Listed records
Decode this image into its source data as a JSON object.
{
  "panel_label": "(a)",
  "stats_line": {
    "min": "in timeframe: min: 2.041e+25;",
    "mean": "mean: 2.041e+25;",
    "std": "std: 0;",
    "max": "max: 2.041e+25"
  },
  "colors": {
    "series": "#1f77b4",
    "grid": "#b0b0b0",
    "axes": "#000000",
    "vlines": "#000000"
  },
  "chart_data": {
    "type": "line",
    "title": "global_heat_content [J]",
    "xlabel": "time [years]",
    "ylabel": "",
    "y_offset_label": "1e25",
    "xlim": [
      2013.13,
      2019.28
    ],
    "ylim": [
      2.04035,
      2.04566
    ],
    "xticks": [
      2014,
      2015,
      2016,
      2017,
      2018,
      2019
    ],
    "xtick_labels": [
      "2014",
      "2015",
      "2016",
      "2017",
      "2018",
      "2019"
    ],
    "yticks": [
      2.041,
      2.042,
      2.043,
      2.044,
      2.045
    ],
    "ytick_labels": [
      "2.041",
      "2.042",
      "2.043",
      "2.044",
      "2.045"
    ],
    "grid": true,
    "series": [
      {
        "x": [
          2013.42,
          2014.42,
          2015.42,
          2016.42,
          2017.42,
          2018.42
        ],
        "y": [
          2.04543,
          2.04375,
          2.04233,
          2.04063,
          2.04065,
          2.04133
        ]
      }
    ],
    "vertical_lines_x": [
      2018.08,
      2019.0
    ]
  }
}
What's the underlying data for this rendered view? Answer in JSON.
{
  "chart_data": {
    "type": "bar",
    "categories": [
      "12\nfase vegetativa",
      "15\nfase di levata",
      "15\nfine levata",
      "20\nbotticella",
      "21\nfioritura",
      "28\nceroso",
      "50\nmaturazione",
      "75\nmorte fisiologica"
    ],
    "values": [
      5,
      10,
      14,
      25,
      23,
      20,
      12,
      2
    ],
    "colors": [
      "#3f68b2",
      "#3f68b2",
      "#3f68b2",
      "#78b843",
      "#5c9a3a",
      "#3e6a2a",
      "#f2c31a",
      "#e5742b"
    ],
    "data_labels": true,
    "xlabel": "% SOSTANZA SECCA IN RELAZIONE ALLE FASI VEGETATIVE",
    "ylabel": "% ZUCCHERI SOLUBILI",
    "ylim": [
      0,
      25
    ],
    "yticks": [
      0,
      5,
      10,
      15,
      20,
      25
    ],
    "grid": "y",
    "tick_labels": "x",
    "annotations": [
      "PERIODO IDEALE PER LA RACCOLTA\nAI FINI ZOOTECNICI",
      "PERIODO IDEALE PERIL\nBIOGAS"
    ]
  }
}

--

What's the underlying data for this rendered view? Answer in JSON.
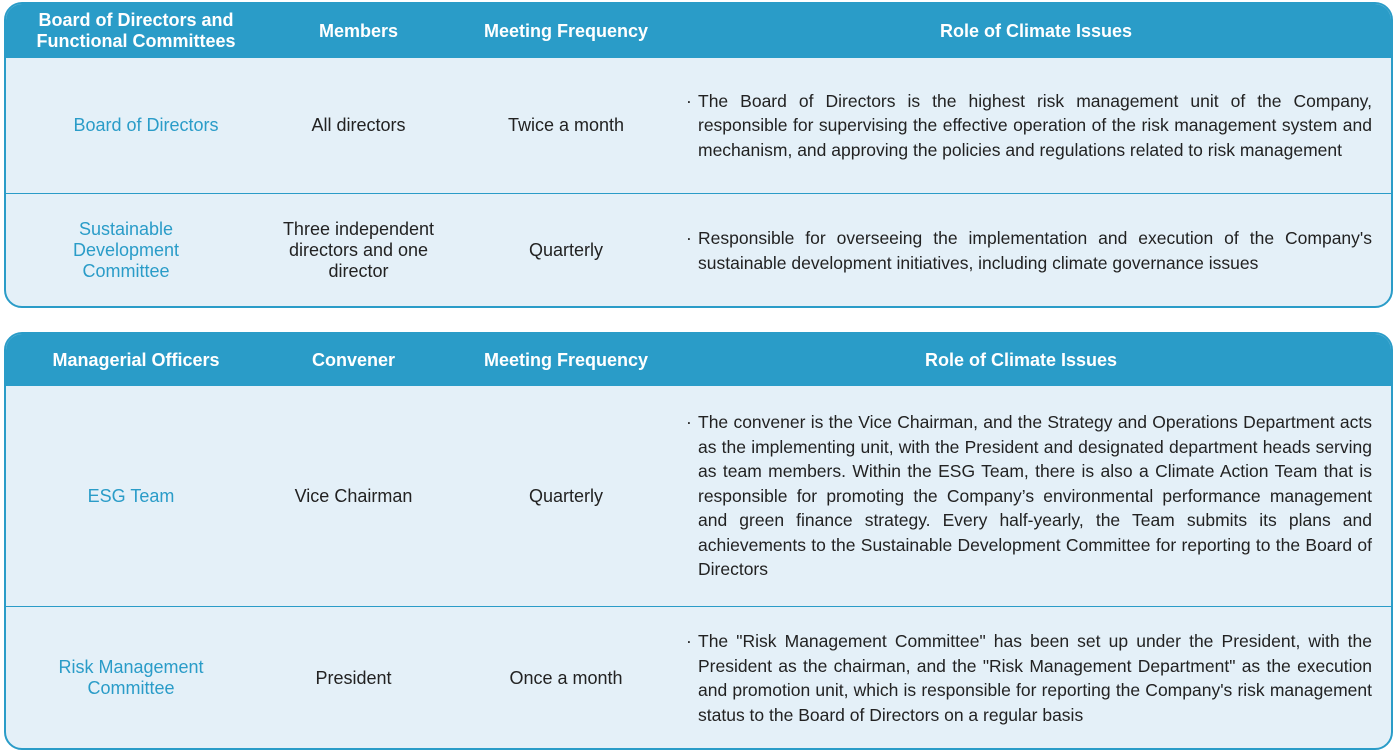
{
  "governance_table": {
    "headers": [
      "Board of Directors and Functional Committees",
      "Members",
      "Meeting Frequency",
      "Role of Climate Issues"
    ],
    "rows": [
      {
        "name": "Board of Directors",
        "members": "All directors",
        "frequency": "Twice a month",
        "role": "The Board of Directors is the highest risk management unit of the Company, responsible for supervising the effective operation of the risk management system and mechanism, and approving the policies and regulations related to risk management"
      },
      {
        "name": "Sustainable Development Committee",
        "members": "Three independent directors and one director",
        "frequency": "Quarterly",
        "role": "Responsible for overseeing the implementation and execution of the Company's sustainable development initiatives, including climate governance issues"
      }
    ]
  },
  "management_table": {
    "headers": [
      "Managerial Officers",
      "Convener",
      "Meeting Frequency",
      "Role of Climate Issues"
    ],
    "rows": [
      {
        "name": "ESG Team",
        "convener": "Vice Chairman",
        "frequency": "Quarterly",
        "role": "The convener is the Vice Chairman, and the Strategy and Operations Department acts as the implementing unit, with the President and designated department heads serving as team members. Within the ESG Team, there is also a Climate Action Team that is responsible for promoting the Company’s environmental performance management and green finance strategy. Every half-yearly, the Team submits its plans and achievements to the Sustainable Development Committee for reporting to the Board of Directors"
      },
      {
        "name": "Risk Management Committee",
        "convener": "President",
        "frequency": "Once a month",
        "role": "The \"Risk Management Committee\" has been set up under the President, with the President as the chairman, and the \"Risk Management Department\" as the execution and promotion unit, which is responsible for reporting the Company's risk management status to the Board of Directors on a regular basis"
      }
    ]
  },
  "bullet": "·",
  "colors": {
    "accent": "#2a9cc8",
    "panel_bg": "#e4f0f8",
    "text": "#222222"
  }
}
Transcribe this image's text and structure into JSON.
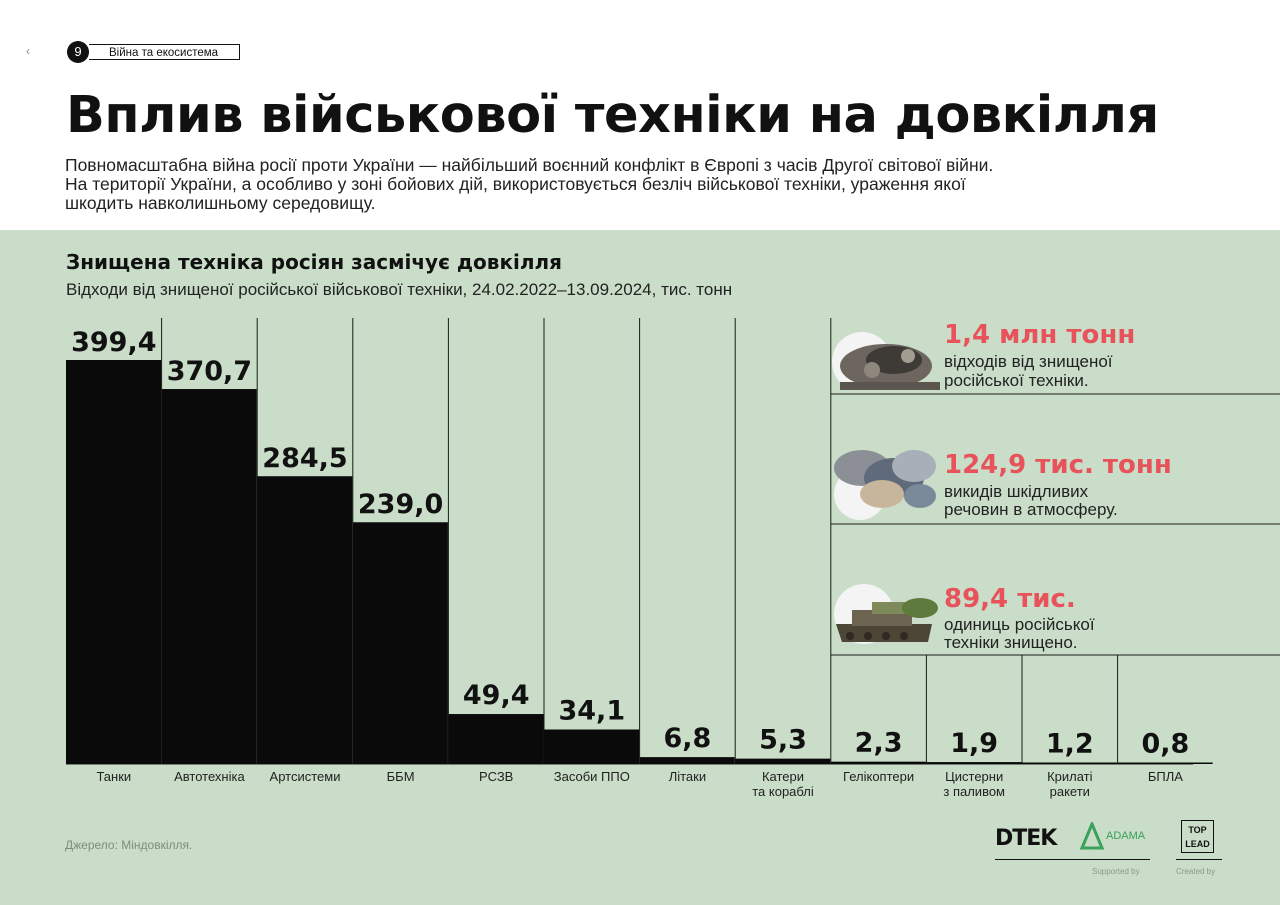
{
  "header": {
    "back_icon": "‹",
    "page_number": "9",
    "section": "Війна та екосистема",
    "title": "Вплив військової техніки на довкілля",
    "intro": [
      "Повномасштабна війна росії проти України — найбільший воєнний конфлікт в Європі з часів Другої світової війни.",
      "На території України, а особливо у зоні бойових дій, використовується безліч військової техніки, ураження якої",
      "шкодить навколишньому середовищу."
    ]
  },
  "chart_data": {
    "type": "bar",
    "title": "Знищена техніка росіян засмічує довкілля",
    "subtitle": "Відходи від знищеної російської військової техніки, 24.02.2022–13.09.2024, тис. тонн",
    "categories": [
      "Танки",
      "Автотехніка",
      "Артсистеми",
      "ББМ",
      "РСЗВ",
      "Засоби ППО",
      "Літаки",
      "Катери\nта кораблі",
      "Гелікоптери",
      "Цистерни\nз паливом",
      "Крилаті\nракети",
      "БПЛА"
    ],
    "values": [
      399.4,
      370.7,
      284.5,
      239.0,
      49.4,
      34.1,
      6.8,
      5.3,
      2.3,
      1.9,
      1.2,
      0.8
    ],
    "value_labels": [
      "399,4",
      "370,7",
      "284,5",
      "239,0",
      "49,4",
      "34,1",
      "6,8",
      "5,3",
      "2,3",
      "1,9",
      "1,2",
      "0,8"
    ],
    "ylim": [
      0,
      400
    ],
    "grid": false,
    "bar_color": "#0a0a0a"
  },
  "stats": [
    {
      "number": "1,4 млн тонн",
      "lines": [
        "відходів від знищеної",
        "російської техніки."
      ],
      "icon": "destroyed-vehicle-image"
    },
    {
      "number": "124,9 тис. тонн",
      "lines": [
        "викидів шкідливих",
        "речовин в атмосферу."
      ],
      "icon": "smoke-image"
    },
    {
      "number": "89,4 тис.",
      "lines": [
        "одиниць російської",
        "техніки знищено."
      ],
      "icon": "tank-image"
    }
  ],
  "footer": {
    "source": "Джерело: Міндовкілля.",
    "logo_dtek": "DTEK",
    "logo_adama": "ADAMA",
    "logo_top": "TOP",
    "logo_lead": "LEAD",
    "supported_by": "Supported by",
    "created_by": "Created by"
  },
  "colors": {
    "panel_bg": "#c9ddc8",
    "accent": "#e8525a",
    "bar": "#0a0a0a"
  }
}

==

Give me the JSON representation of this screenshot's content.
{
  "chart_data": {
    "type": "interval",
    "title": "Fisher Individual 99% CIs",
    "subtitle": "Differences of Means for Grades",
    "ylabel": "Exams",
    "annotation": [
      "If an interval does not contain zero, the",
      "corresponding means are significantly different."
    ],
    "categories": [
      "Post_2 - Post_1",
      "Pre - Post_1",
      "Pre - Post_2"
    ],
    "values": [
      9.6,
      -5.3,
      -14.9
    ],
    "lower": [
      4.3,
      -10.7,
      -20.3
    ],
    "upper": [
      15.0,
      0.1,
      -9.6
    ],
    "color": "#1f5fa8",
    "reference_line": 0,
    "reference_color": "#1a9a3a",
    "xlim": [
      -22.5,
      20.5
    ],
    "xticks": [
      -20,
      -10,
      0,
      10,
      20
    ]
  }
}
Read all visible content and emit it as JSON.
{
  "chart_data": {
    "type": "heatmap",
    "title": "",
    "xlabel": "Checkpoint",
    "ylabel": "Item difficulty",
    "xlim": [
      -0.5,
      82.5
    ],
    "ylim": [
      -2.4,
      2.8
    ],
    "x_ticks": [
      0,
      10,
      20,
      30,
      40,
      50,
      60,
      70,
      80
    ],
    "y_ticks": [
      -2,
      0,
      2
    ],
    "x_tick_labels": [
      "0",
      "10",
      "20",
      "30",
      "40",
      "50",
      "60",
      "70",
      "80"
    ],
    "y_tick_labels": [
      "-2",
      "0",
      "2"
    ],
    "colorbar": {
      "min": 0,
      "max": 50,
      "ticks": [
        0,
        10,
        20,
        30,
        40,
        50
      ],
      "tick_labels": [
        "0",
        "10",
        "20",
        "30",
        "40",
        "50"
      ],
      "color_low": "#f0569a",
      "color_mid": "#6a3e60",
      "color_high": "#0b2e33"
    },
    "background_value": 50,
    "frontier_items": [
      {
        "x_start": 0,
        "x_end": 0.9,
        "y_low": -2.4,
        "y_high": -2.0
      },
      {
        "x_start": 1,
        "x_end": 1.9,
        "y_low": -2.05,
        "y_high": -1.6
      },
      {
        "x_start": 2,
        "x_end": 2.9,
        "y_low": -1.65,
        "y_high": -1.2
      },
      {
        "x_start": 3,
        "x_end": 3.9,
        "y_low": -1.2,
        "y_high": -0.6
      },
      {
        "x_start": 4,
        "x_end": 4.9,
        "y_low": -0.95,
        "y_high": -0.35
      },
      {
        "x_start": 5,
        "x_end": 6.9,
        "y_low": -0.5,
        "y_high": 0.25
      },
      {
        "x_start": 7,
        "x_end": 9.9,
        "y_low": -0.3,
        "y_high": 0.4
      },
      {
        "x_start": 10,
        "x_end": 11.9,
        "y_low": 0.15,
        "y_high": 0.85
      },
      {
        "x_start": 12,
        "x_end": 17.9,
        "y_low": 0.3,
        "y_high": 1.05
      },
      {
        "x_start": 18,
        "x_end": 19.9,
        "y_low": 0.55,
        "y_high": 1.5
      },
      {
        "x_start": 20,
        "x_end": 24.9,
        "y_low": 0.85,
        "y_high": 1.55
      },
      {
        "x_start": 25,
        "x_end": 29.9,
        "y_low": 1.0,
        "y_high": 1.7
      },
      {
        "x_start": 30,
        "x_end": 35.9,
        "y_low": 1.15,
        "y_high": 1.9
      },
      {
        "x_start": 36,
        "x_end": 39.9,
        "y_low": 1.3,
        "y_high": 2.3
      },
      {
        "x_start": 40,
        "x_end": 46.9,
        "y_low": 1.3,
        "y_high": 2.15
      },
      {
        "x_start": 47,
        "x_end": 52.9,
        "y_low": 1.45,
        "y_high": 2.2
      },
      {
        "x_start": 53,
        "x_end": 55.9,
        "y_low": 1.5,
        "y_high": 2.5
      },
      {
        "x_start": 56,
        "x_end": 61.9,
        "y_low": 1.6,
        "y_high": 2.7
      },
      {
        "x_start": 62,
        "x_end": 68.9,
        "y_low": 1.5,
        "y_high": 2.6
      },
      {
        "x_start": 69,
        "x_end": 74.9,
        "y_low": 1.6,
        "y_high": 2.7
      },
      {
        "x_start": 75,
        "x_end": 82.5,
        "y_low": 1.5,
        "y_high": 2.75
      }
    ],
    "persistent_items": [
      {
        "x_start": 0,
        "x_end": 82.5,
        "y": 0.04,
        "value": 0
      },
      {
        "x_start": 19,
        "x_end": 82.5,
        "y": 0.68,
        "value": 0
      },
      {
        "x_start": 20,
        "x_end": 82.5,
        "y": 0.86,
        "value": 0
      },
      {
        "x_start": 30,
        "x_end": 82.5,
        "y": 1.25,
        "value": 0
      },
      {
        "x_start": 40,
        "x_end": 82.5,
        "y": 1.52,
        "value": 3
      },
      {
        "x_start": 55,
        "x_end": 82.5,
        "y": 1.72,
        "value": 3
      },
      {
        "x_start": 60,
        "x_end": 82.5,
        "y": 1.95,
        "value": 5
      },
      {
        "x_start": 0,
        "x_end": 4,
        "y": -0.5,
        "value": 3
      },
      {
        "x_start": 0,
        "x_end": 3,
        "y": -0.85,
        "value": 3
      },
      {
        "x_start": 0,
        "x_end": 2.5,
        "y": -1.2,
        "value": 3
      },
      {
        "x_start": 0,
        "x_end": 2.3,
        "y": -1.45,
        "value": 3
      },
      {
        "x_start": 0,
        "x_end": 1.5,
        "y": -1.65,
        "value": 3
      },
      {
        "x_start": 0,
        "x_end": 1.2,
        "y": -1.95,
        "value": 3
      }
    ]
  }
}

Exercise aim
Find and copy every line in the entries above where the string "військової" occurs.

Response
    "title": "Вплив військової техніки на довкілля",
      "На території України, а особливо у зоні бойових дій, використовується безліч військової техніки, ураження якої",
    "subtitle": "Відходи від знищеної російської військової техніки, 24.02.2022–13.09.2024, тис. тонн",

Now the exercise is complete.